Given problem:
Copy, from the entries below, each line where the word "subcaption" can be found.

Extracted data:

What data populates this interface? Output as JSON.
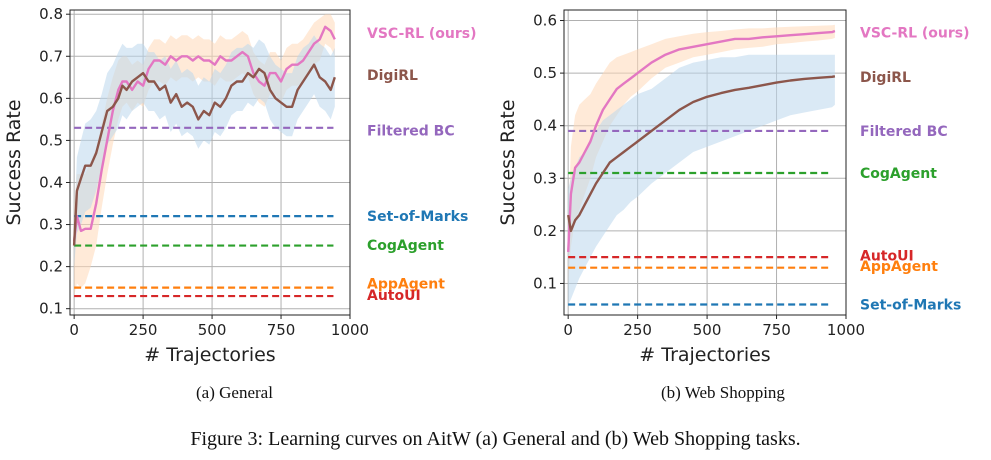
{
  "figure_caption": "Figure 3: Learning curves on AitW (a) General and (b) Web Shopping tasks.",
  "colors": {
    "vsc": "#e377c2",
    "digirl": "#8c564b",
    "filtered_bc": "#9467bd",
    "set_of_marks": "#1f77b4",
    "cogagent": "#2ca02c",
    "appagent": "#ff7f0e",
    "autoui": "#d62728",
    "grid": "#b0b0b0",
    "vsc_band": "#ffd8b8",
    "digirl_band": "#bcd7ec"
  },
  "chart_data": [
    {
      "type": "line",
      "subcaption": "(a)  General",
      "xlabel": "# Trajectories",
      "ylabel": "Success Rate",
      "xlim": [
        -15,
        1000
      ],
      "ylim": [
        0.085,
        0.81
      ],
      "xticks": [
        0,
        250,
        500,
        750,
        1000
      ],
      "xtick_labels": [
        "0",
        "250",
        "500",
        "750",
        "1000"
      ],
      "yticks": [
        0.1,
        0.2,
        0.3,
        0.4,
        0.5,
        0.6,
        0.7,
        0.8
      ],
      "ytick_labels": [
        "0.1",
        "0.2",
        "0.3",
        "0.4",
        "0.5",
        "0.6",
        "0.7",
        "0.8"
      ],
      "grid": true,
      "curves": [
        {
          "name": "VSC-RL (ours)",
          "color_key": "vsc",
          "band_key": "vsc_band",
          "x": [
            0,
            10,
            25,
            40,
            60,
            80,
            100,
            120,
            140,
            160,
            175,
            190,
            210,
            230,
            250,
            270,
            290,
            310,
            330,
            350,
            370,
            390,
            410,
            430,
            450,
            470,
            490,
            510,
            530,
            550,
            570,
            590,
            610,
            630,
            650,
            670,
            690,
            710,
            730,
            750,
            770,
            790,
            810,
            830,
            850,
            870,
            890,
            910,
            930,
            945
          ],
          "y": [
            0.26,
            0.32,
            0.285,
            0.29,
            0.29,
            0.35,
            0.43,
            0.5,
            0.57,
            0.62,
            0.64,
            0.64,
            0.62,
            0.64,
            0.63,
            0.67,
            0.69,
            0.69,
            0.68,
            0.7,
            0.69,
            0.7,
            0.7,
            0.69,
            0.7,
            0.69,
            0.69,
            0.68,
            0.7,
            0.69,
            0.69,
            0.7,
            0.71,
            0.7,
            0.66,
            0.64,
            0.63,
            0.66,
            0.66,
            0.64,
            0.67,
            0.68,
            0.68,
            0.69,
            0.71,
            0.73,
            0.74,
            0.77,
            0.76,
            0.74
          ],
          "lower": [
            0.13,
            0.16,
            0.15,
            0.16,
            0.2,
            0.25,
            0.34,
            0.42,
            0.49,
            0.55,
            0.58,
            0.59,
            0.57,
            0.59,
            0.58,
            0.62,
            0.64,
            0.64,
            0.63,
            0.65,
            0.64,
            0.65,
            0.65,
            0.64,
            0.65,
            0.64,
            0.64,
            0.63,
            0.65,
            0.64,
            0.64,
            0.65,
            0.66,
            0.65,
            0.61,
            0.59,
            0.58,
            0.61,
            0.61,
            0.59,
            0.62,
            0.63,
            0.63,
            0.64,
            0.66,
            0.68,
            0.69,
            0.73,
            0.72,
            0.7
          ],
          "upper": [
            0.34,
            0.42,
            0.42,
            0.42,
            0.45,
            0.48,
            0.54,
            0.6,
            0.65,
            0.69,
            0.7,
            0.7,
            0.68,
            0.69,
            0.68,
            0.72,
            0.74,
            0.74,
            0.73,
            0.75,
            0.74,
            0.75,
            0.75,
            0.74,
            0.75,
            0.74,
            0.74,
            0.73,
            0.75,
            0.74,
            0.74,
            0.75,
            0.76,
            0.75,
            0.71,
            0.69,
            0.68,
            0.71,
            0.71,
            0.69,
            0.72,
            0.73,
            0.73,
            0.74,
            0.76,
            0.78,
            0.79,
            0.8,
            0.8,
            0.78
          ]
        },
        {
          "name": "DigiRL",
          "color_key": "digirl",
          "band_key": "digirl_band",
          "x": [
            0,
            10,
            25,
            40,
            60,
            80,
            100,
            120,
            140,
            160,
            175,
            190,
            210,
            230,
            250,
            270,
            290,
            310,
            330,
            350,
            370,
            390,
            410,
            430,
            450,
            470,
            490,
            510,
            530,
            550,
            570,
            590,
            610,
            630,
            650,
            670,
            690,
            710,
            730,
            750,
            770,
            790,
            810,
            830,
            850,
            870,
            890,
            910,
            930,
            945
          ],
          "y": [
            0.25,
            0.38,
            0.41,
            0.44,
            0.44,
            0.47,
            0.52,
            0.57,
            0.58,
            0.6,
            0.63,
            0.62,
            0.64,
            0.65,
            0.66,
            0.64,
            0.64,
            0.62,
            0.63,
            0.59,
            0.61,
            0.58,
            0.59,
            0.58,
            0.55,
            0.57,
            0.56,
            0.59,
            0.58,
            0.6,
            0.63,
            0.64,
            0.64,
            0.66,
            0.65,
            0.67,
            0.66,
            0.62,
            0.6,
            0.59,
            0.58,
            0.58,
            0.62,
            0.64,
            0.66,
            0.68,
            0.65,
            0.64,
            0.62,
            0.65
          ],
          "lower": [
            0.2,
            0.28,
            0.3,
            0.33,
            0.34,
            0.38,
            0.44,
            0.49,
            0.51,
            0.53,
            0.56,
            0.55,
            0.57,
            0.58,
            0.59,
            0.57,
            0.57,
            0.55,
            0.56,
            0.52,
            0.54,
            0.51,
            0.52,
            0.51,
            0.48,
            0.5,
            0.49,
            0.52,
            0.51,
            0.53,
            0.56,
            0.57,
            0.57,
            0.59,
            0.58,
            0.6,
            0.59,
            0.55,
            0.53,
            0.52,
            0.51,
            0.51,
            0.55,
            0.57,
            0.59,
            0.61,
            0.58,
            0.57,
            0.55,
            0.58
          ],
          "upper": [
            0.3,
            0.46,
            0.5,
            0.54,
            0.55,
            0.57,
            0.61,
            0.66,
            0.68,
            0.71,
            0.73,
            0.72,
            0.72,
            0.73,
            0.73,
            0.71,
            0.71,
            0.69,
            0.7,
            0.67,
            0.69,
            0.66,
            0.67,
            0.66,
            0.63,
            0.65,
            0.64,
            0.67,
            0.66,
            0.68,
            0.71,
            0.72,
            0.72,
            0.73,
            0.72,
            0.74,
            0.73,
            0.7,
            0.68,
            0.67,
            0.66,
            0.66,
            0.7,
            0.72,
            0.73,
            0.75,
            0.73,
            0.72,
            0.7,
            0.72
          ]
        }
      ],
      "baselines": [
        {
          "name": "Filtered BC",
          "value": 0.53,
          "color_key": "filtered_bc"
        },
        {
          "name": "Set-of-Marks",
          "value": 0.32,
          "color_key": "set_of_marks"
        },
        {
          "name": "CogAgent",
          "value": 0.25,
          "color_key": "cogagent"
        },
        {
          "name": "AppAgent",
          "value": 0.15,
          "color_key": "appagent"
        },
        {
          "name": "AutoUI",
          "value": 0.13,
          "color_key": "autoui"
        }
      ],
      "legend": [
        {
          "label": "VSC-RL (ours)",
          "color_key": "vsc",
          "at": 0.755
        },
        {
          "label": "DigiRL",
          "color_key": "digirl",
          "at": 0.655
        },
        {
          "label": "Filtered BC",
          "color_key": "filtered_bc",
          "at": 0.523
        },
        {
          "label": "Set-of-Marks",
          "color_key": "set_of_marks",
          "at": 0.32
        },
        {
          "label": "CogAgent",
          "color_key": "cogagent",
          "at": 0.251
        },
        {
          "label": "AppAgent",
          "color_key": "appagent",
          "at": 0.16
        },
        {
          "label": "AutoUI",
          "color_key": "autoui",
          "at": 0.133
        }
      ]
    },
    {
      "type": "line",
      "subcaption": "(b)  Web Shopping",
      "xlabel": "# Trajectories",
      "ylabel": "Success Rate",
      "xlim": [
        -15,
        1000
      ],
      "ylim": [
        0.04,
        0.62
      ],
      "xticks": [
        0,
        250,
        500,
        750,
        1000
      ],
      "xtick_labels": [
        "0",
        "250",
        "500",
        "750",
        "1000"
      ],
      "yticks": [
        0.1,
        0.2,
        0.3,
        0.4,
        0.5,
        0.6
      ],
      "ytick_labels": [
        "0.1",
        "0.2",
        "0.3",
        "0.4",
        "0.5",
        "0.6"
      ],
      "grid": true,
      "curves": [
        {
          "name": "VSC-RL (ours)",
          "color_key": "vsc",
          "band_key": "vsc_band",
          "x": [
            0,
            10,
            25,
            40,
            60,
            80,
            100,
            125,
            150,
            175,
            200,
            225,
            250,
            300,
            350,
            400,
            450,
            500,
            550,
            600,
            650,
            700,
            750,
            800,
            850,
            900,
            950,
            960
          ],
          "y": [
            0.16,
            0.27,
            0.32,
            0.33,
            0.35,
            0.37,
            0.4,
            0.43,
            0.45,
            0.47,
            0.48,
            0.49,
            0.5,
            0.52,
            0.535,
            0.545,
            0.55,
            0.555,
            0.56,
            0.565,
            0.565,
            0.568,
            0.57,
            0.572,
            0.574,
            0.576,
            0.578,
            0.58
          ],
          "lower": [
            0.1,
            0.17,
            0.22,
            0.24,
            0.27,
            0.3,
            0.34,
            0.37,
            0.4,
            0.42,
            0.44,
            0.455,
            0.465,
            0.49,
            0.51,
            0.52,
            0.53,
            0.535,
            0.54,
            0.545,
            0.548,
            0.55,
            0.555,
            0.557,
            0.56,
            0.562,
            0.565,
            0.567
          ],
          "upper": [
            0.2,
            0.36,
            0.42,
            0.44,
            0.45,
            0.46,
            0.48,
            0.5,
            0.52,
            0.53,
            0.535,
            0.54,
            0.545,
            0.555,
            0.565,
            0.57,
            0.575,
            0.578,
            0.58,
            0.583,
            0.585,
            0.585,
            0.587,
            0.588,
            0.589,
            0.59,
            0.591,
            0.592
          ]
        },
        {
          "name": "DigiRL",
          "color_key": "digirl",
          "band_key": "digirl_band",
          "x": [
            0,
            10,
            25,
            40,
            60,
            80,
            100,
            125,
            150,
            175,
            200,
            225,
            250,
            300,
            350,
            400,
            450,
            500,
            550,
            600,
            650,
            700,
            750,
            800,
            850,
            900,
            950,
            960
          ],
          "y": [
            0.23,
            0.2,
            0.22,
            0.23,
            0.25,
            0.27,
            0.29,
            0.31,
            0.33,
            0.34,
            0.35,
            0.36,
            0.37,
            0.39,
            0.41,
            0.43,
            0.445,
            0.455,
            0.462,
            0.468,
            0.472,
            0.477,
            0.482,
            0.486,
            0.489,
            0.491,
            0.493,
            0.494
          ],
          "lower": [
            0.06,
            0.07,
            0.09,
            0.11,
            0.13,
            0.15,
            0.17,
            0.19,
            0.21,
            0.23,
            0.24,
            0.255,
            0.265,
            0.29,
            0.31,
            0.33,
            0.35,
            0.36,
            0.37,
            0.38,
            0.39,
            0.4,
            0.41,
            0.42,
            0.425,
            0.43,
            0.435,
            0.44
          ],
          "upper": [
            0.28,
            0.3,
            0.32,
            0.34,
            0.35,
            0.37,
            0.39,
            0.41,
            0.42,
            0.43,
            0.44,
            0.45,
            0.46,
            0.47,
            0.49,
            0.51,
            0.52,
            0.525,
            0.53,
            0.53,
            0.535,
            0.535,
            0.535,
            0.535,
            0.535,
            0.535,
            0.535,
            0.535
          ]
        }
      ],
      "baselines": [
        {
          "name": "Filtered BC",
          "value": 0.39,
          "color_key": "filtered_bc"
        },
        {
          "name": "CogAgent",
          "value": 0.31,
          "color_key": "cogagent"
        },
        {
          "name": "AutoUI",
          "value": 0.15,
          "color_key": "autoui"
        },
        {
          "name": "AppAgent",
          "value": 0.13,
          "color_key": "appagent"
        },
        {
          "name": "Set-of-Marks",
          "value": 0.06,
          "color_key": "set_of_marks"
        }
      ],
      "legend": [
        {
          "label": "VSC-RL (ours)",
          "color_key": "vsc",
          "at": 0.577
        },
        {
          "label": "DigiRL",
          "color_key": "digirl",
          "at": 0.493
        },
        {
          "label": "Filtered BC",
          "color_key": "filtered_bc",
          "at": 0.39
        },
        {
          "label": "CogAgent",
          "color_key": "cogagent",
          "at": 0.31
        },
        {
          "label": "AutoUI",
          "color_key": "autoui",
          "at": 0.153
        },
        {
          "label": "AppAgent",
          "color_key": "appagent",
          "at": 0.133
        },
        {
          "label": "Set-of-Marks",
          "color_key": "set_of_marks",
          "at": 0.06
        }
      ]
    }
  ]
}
* * *
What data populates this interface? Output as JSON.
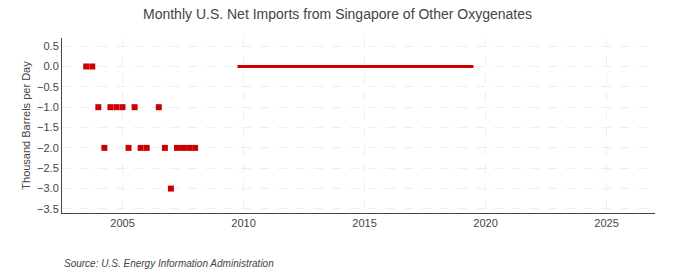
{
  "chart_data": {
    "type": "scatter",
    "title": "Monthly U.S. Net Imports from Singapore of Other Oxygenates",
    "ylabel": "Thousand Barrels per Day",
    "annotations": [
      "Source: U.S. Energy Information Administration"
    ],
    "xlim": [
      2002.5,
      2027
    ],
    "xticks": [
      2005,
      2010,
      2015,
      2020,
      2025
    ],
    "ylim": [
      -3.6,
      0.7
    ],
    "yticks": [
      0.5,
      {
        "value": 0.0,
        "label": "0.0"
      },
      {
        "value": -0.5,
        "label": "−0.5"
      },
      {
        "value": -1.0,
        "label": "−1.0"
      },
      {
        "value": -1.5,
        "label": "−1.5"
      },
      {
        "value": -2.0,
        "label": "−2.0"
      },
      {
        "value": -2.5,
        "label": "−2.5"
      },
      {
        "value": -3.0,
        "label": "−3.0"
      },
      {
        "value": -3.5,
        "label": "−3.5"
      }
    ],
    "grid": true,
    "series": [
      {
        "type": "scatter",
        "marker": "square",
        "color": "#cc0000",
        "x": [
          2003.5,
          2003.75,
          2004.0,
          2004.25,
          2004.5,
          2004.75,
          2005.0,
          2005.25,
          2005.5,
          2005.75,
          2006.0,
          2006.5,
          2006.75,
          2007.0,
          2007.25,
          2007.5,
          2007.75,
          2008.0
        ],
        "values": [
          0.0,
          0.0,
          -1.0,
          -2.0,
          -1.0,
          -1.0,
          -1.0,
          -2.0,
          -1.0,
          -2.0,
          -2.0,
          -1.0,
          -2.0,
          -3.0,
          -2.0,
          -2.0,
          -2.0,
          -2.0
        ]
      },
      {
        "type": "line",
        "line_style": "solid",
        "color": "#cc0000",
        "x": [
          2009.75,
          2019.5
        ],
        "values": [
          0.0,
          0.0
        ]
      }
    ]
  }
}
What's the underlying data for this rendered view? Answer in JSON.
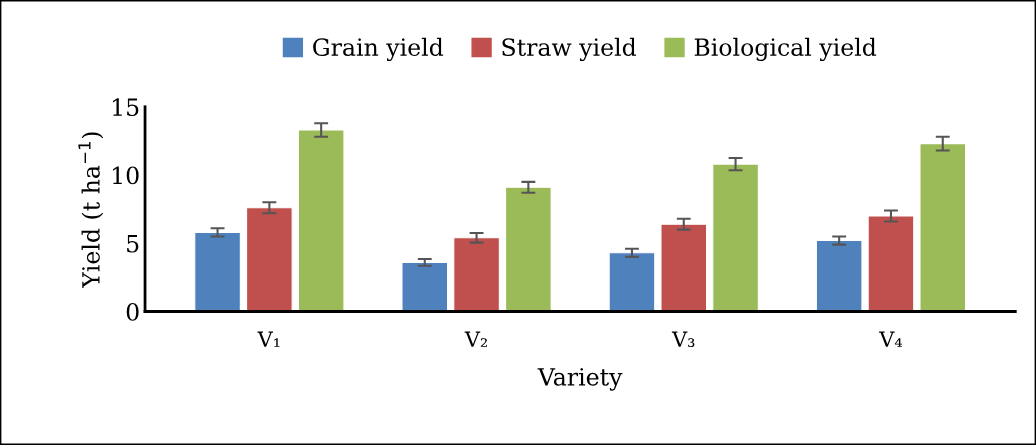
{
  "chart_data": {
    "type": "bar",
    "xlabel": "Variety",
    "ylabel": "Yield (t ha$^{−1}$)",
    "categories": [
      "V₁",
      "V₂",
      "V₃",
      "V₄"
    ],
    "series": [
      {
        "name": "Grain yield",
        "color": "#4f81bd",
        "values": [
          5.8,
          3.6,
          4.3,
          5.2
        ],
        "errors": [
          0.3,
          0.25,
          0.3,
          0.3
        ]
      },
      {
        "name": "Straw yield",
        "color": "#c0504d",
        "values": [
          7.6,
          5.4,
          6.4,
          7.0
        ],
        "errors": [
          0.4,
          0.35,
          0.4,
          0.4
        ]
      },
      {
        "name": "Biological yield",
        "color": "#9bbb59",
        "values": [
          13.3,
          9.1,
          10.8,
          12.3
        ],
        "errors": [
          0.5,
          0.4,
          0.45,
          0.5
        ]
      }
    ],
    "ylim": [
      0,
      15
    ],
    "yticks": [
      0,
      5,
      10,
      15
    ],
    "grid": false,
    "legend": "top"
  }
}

Expected output:
      "subcaption": "(a)  General",
      "subcaption": "(b)  Web Shopping",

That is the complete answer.